[BEGIN]

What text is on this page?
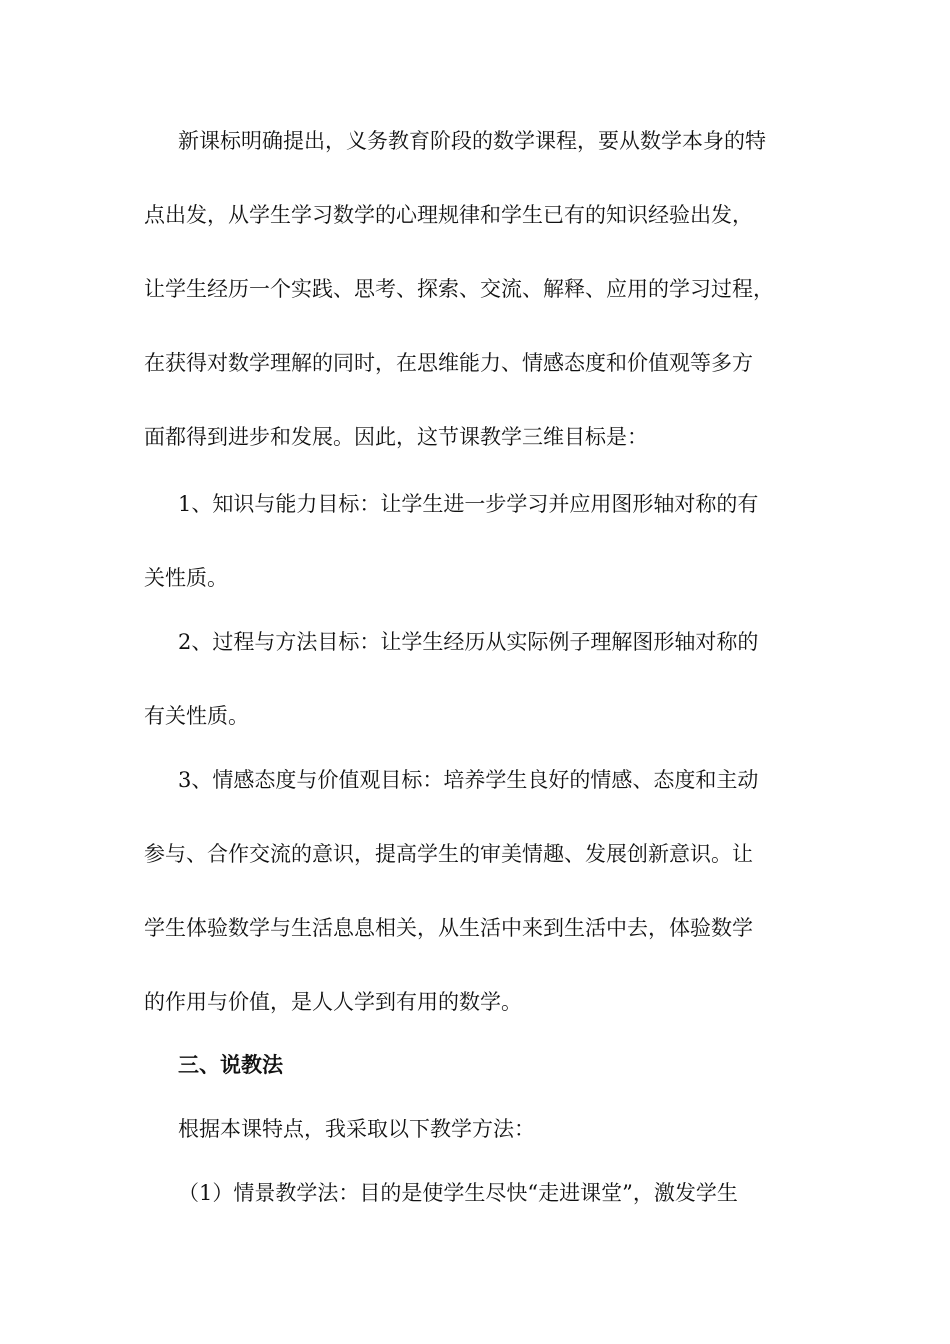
新课标明确提出，义务教育阶段的数学课程，要从数学本身的特
点出发，从学生学习数学的心理规律和学生已有的知识经验出发，
让学生经历一个实践、思考、探索、交流、解释、应用的学习过程，
在获得对数学理解的同时，在思维能力、情感态度和价值观等多方
面都得到进步和发展。因此，这节课教学三维目标是：
1、知识与能力目标：让学生进一步学习并应用图形轴对称的有
关性质。
2、过程与方法目标：让学生经历从实际例子理解图形轴对称的
有关性质。
3、情感态度与价值观目标：培养学生良好的情感、态度和主动
参与、合作交流的意识，提高学生的审美情趣、发展创新意识。让
学生体验数学与生活息息相关，从生活中来到生活中去，体验数学
的作用与价值，是人人学到有用的数学。
三、说教法
根据本课特点，我采取以下教学方法：
（1）情景教学法：目的是使学生尽快“走进课堂”，激发学生
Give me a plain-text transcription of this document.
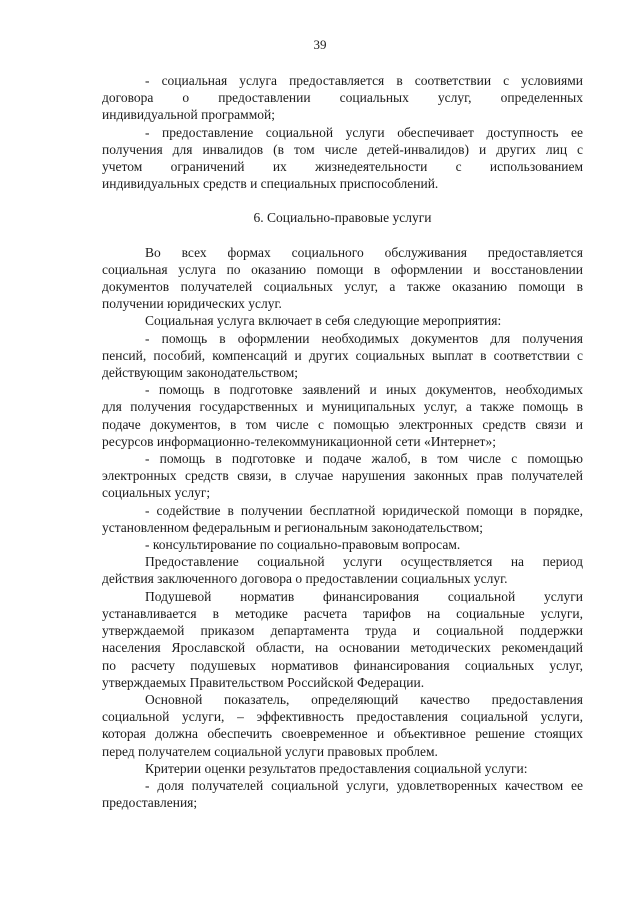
39

- социальная услуга предоставляется в соответствии с условиями

договора о предоставлении социальных услуг, определенных

индивидуальной программой;

- предоставление социальной услуги обеспечивает доступность ее

получения для инвалидов (в том числе детей-инвалидов) и других лиц с

учетом ограничений их жизнедеятельности с использованием

индивидуальных средств и специальных приспособлений.

6. Социально-правовые услуги

Во всех формах социального обслуживания предоставляется

социальная услуга по оказанию помощи в оформлении и восстановлении

документов получателей социальных услуг, а также оказанию помощи в

получении юридических услуг.

Социальная услуга включает в себя следующие мероприятия:

- помощь в оформлении необходимых документов для получения

пенсий, пособий, компенсаций и других социальных выплат в соответствии с

действующим законодательством;

- помощь в подготовке заявлений и иных документов, необходимых

для получения государственных и муниципальных услуг, а также помощь в

подаче документов, в том числе с помощью электронных средств связи и

ресурсов информационно-телекоммуникационной сети «Интернет»;

- помощь в подготовке и подаче жалоб, в том числе с помощью

электронных средств связи, в случае нарушения законных прав получателей

социальных услуг;

- содействие в получении бесплатной юридической помощи в порядке,

установленном федеральным и региональным законодательством;

- консультирование по социально-правовым вопросам.

Предоставление социальной услуги осуществляется на период

действия заключенного договора о предоставлении социальных услуг.

Подушевой норматив финансирования социальной услуги

устанавливается в методике расчета тарифов на социальные услуги,

утверждаемой приказом департамента труда и социальной поддержки

населения Ярославской области, на основании методических рекомендаций

по расчету подушевых нормативов финансирования социальных услуг,

утверждаемых Правительством Российской Федерации.

Основной показатель, определяющий качество предоставления

социальной услуги, – эффективность предоставления социальной услуги,

которая должна обеспечить своевременное и объективное решение стоящих

перед получателем социальной услуги правовых проблем.

Критерии оценки результатов предоставления социальной услуги:

- доля получателей социальной услуги, удовлетворенных качеством ее

предоставления;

[END]

**WHAT IS BEING ASKED**.
Copy out each line of the entries that holds "услуги".

**RESULT**.
- предоставление социальной услуги обеспечивает доступность ее
6. Социально-правовые услуги
Предоставление социальной услуги осуществляется на период
Подушевой норматив финансирования социальной услуги
устанавливается в методике расчета тарифов на социальные услуги,
социальной услуги, – эффективность предоставления социальной услуги,
перед получателем социальной услуги правовых проблем.
Критерии оценки результатов предоставления социальной услуги:
- доля получателей социальной услуги, удовлетворенных качеством ее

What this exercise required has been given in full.